Reproduce all lines of the listing below in which the word "that" occurs.

═══ ENTRIES SHOWN

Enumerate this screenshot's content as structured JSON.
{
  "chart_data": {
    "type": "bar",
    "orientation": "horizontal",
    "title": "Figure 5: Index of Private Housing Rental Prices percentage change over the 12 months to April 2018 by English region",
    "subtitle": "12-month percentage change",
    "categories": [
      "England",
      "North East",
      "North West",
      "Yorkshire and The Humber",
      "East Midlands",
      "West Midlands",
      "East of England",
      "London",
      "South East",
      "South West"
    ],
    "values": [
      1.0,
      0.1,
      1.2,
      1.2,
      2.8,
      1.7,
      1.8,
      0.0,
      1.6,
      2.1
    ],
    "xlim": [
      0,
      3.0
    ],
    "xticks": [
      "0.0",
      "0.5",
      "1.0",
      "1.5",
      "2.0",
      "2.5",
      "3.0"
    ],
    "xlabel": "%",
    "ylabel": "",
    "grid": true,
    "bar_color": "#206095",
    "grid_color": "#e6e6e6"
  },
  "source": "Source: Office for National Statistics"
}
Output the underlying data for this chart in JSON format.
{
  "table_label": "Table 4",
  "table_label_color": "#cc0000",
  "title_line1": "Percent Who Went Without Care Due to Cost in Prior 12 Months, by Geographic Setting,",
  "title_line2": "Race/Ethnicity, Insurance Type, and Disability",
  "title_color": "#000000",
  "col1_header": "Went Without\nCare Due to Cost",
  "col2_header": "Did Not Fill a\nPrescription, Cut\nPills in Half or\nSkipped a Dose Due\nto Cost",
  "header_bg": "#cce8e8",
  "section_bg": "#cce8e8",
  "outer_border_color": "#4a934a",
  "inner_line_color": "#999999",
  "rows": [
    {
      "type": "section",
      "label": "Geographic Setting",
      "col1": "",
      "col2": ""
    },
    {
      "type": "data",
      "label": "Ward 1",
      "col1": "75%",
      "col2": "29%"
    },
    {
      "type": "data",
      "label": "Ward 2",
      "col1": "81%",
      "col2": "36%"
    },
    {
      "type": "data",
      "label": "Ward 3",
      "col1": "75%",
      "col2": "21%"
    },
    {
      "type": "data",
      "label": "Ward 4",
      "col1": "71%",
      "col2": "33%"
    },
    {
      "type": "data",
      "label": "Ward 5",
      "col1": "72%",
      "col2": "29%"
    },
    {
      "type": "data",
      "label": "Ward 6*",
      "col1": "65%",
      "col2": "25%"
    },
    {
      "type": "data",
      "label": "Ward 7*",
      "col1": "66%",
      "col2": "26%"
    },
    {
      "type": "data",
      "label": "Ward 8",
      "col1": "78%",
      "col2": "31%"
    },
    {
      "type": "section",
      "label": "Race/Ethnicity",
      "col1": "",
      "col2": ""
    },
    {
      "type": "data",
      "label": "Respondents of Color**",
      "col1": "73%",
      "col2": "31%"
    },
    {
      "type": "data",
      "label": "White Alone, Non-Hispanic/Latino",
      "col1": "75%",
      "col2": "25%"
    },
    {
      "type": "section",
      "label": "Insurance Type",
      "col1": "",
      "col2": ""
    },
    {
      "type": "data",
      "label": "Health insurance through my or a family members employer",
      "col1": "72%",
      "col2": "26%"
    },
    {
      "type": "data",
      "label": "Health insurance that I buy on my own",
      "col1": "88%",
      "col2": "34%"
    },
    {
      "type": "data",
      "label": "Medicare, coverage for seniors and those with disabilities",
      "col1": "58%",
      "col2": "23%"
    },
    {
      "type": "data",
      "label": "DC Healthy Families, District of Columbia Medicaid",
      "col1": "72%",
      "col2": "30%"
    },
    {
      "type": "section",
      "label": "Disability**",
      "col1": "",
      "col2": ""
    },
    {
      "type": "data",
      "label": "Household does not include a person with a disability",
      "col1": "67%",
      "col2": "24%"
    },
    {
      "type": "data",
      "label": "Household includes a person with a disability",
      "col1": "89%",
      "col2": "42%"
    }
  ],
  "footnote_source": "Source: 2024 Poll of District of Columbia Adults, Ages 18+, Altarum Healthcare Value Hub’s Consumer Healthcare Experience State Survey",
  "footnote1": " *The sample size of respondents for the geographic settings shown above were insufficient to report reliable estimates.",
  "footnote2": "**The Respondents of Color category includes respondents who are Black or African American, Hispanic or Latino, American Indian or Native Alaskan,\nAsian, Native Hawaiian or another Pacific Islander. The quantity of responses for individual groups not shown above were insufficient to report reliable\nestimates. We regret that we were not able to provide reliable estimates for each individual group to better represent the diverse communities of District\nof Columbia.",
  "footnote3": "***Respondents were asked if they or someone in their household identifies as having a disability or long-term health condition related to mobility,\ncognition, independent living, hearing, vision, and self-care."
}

══════

### FINISHED EXERCISE
      "label": "Health insurance that I buy on my own",
  "footnote2": "**The Respondents of Color category includes respondents who are Black or African American, Hispanic or Latino, American Indian or Native Alaskan,\nAsian, Native Hawaiian or another Pacific Islander. The quantity of responses for individual groups not shown above were insufficient to report reliable\nestimates. We regret that we were not able to provide reliable estimates for each individual group to better represent the diverse communities of District\nof Columbia.",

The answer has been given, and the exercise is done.